— Short task —
All lines in the data bearing the string "Balance" should be identified and copied.

——————

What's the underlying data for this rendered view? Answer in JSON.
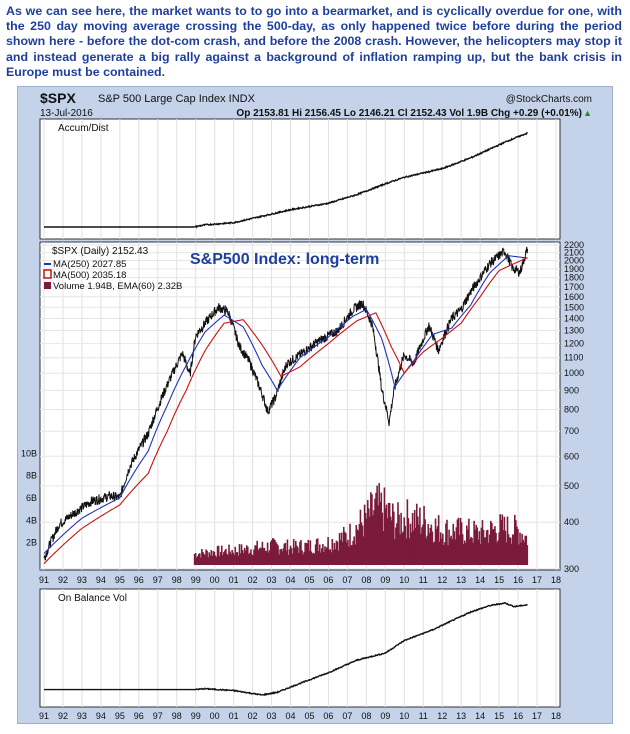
{
  "intro_text": "As we can see here, the market wants to to go into a bearmarket, and is cyclically overdue for one, with the 250 day moving average crossing the 500-day, as only happened twice before during the period shown here - before the dot-com crash, and before the 2008 crash. However, the helicopters may stop it and instead generate a big rally against a background of inflation ramping up, but the bank crisis in Europe must be contained.",
  "header": {
    "symbol": "$SPX",
    "name": "S&P 500 Large Cap Index INDX",
    "date": "13-Jul-2016",
    "credit": "@StockCharts.com",
    "quote": "Op 2153.81  Hi 2156.45  Lo 2146.21  Cl 2152.43  Vol 1.9B  Chg +0.29 (+0.01%)",
    "chg_arrow": "▲"
  },
  "colors": {
    "price": "#111111",
    "ma250": "#2233bb",
    "ma500": "#cc1111",
    "volume": "#7b1b3a",
    "title_blue": "#1f3f9e",
    "frame": "#c4d3ea"
  },
  "chart_data": [
    {
      "panel": "Accum/Dist",
      "type": "line",
      "title": "Accum/Dist",
      "x": [
        1991,
        1998.9,
        1999.5,
        2001,
        2003,
        2004,
        2006,
        2007.5,
        2009,
        2010,
        2012,
        2013.5,
        2014.5,
        2015.5,
        2016.5
      ],
      "y": [
        0.0,
        0.0,
        0.02,
        0.04,
        0.12,
        0.16,
        0.22,
        0.3,
        0.4,
        0.46,
        0.54,
        0.64,
        0.72,
        0.8,
        0.87
      ],
      "note": "unscaled indicator"
    },
    {
      "panel": "Price",
      "type": "line",
      "title": "S&P500 Index: long-term",
      "legend": [
        "$SPX (Daily) 2152.43",
        "MA(250) 2027.85",
        "MA(500) 2035.18",
        "Volume 1.94B, EMA(60) 2.32B"
      ],
      "legend_position": "top-left",
      "y_scale": "log",
      "ylim": [
        300,
        2200
      ],
      "y_ticks": [
        300,
        400,
        500,
        600,
        700,
        800,
        900,
        1000,
        1100,
        1200,
        1300,
        1400,
        1500,
        1600,
        1700,
        1800,
        1900,
        2000,
        2100,
        2200
      ],
      "volume_ticks": [
        "2B",
        "4B",
        "6B",
        "8B",
        "10B"
      ],
      "series": [
        {
          "name": "$SPX (Daily) 2152.43",
          "x": [
            1991,
            1991.8,
            1992.5,
            1993.5,
            1994.5,
            1995.0,
            1995.5,
            1996.5,
            1997.5,
            1998.3,
            1998.7,
            1999.0,
            1999.5,
            2000.2,
            2000.7,
            2001.3,
            2001.8,
            2002.5,
            2002.8,
            2003.2,
            2003.8,
            2004.5,
            2005.5,
            2006.5,
            2007.3,
            2007.8,
            2008.3,
            2008.8,
            2009.2,
            2009.5,
            2010.0,
            2010.5,
            2011.3,
            2011.8,
            2012.5,
            2013.0,
            2013.5,
            2014.0,
            2014.5,
            2015.3,
            2015.7,
            2016.1,
            2016.5
          ],
          "y": [
            320,
            395,
            420,
            455,
            470,
            465,
            560,
            690,
            930,
            1130,
            990,
            1260,
            1360,
            1500,
            1460,
            1180,
            1080,
            880,
            790,
            860,
            1060,
            1120,
            1220,
            1300,
            1480,
            1540,
            1350,
            910,
            740,
            920,
            1120,
            1060,
            1340,
            1150,
            1400,
            1480,
            1650,
            1800,
            1960,
            2120,
            1910,
            1860,
            2152
          ]
        },
        {
          "name": "MA(250) 2027.85",
          "x": [
            1991,
            1993,
            1995,
            1996.5,
            1997.5,
            1998.5,
            1999.5,
            2000.5,
            2001.5,
            2002.5,
            2003.3,
            2004.5,
            2006,
            2007.3,
            2008.0,
            2008.8,
            2009.5,
            2010.5,
            2011.5,
            2012.5,
            2013.5,
            2014.5,
            2015.5,
            2016.5
          ],
          "y": [
            330,
            410,
            465,
            620,
            820,
            1050,
            1290,
            1430,
            1330,
            1050,
            900,
            1100,
            1250,
            1420,
            1480,
            1240,
            920,
            1080,
            1270,
            1320,
            1520,
            1850,
            2060,
            2030
          ]
        },
        {
          "name": "MA(500) 2035.18",
          "x": [
            1991,
            1993,
            1995,
            1996.5,
            1997.5,
            1998.5,
            1999.5,
            2000.5,
            2001.5,
            2002.5,
            2003.5,
            2004.5,
            2006,
            2007.5,
            2008.5,
            2009.3,
            2010,
            2011,
            2012,
            2013,
            2014,
            2015,
            2016.5
          ],
          "y": [
            310,
            385,
            445,
            540,
            700,
            900,
            1150,
            1360,
            1390,
            1190,
            980,
            1040,
            1200,
            1380,
            1450,
            1180,
            1000,
            1140,
            1240,
            1360,
            1600,
            1880,
            2035
          ]
        }
      ]
    },
    {
      "panel": "Volume",
      "type": "bar",
      "x": [
        1998.9,
        2000,
        2001,
        2002,
        2003,
        2004,
        2005,
        2006,
        2007,
        2007.5,
        2008,
        2008.5,
        2009,
        2009.5,
        2010,
        2011,
        2012,
        2013,
        2014,
        2015,
        2016,
        2016.5
      ],
      "y": [
        1.0,
        1.2,
        1.3,
        1.5,
        1.7,
        1.6,
        1.7,
        2.0,
        2.6,
        3.4,
        4.2,
        5.2,
        4.8,
        3.8,
        4.2,
        3.9,
        3.1,
        3.0,
        2.8,
        3.3,
        3.1,
        2.3
      ],
      "ylabel": "B"
    },
    {
      "panel": "On Balance Vol",
      "type": "line",
      "title": "On Balance Vol",
      "x": [
        1991,
        1998.9,
        1999.5,
        2001,
        2002.5,
        2003.3,
        2004.5,
        2006,
        2007.5,
        2009,
        2010,
        2011.5,
        2012.5,
        2013.5,
        2014.5,
        2015.3,
        2015.8,
        2016.5
      ],
      "y": [
        0.03,
        0.03,
        0.04,
        0.02,
        -0.03,
        0.0,
        0.1,
        0.22,
        0.36,
        0.44,
        0.58,
        0.7,
        0.8,
        0.9,
        0.97,
        1.0,
        0.96,
        0.98
      ],
      "note": "unscaled indicator"
    }
  ],
  "x_axis": {
    "labels": [
      "91",
      "92",
      "93",
      "94",
      "95",
      "96",
      "97",
      "98",
      "99",
      "00",
      "01",
      "02",
      "03",
      "04",
      "05",
      "06",
      "07",
      "08",
      "09",
      "10",
      "11",
      "12",
      "13",
      "14",
      "15",
      "16",
      "17",
      "18"
    ],
    "start_year": 1991,
    "end_year": 2018
  }
}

——————

— Expected answer —
      "panel": "On Balance Vol",
      "title": "On Balance Vol",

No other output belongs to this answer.